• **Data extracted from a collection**
====

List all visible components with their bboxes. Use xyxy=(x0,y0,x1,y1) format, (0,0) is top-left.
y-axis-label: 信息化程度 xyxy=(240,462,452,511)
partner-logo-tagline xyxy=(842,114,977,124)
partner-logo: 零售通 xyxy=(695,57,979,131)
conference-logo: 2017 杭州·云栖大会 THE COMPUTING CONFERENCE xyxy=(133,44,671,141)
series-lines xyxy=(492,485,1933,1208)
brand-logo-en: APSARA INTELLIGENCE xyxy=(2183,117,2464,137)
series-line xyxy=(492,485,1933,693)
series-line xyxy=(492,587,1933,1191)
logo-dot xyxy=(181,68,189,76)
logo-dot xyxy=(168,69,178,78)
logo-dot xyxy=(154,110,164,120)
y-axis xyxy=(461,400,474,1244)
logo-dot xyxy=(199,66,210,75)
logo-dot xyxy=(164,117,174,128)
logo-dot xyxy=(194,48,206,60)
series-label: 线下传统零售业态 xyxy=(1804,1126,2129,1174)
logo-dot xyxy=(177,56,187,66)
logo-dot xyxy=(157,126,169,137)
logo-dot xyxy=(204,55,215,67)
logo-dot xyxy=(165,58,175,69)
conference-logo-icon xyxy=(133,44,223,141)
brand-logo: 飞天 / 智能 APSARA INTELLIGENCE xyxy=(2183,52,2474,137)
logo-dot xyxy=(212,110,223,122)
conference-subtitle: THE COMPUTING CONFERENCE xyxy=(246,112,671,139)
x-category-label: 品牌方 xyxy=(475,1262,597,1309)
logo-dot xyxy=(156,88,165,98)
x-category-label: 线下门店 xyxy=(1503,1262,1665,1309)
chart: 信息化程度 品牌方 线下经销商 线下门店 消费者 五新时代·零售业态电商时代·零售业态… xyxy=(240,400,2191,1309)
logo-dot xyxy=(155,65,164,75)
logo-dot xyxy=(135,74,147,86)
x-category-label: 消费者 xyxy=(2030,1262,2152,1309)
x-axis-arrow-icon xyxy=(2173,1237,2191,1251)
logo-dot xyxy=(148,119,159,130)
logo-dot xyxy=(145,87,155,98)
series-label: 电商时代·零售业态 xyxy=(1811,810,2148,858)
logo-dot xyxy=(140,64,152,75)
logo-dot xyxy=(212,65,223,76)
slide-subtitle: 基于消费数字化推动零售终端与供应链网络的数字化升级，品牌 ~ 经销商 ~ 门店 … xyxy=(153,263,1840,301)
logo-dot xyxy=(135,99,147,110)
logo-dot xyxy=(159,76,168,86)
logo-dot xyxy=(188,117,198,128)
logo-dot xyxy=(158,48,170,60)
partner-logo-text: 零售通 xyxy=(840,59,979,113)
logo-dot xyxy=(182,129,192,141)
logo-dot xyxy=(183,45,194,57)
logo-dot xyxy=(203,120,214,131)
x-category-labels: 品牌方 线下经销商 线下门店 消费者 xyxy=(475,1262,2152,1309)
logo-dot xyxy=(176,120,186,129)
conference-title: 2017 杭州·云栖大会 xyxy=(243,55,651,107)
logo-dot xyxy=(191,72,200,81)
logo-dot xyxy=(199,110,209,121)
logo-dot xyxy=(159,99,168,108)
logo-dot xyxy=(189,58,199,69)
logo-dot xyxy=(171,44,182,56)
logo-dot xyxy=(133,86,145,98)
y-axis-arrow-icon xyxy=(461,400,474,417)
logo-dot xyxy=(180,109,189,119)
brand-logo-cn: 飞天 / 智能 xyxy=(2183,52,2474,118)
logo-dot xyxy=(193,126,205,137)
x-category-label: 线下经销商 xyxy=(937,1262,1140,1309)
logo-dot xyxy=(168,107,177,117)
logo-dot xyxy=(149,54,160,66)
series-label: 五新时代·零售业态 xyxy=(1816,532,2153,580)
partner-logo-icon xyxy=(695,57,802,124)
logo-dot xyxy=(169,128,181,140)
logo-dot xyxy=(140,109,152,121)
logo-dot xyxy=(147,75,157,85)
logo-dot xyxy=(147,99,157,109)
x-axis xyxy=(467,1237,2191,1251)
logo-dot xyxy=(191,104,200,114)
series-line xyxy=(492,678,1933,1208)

====

Edit the records from the start through the line containing "logo-dot xyxy=(199,110,209,121)" by swapping "conference-subtitle" for "conference-tagline", and give those lines back with nothing else changed.

• **TASK ANSWER**
List all visible components with their bboxes. Use xyxy=(x0,y0,x1,y1) format, (0,0) is top-left.
y-axis-label: 信息化程度 xyxy=(240,462,452,511)
partner-logo-tagline xyxy=(842,114,977,124)
partner-logo: 零售通 xyxy=(695,57,979,131)
conference-logo: 2017 杭州·云栖大会 THE COMPUTING CONFERENCE xyxy=(133,44,671,141)
series-lines xyxy=(492,485,1933,1208)
brand-logo-en: APSARA INTELLIGENCE xyxy=(2183,117,2464,137)
series-line xyxy=(492,485,1933,693)
series-line xyxy=(492,587,1933,1191)
logo-dot xyxy=(181,68,189,76)
logo-dot xyxy=(168,69,178,78)
logo-dot xyxy=(154,110,164,120)
y-axis xyxy=(461,400,474,1244)
logo-dot xyxy=(199,66,210,75)
logo-dot xyxy=(164,117,174,128)
logo-dot xyxy=(194,48,206,60)
series-label: 线下传统零售业态 xyxy=(1804,1126,2129,1174)
logo-dot xyxy=(177,56,187,66)
logo-dot xyxy=(157,126,169,137)
logo-dot xyxy=(204,55,215,67)
logo-dot xyxy=(165,58,175,69)
conference-logo-icon xyxy=(133,44,223,141)
brand-logo: 飞天 / 智能 APSARA INTELLIGENCE xyxy=(2183,52,2474,137)
logo-dot xyxy=(212,110,223,122)
conference-tagline: THE COMPUTING CONFERENCE xyxy=(246,112,671,139)
x-category-label: 品牌方 xyxy=(475,1262,597,1309)
logo-dot xyxy=(156,88,165,98)
x-category-label: 线下门店 xyxy=(1503,1262,1665,1309)
chart: 信息化程度 品牌方 线下经销商 线下门店 消费者 五新时代·零售业态电商时代·零售业态… xyxy=(240,400,2191,1309)
logo-dot xyxy=(155,65,164,75)
logo-dot xyxy=(135,74,147,86)
x-category-label: 消费者 xyxy=(2030,1262,2152,1309)
x-axis-arrow-icon xyxy=(2173,1237,2191,1251)
logo-dot xyxy=(148,119,159,130)
logo-dot xyxy=(145,87,155,98)
series-label: 电商时代·零售业态 xyxy=(1811,810,2148,858)
logo-dot xyxy=(140,64,152,75)
logo-dot xyxy=(212,65,223,76)
slide-subtitle: 基于消费数字化推动零售终端与供应链网络的数字化升级，品牌 ~ 经销商 ~ 门店 … xyxy=(153,263,1840,301)
logo-dot xyxy=(135,99,147,110)
logo-dot xyxy=(159,76,168,86)
logo-dot xyxy=(188,117,198,128)
logo-dot xyxy=(158,48,170,60)
partner-logo-text: 零售通 xyxy=(840,59,979,113)
logo-dot xyxy=(182,129,192,141)
logo-dot xyxy=(183,45,194,57)
logo-dot xyxy=(203,120,214,131)
x-category-labels: 品牌方 线下经销商 线下门店 消费者 xyxy=(475,1262,2152,1309)
logo-dot xyxy=(176,120,186,129)
conference-title: 2017 杭州·云栖大会 xyxy=(243,55,651,107)
logo-dot xyxy=(191,72,200,81)
logo-dot xyxy=(199,110,209,121)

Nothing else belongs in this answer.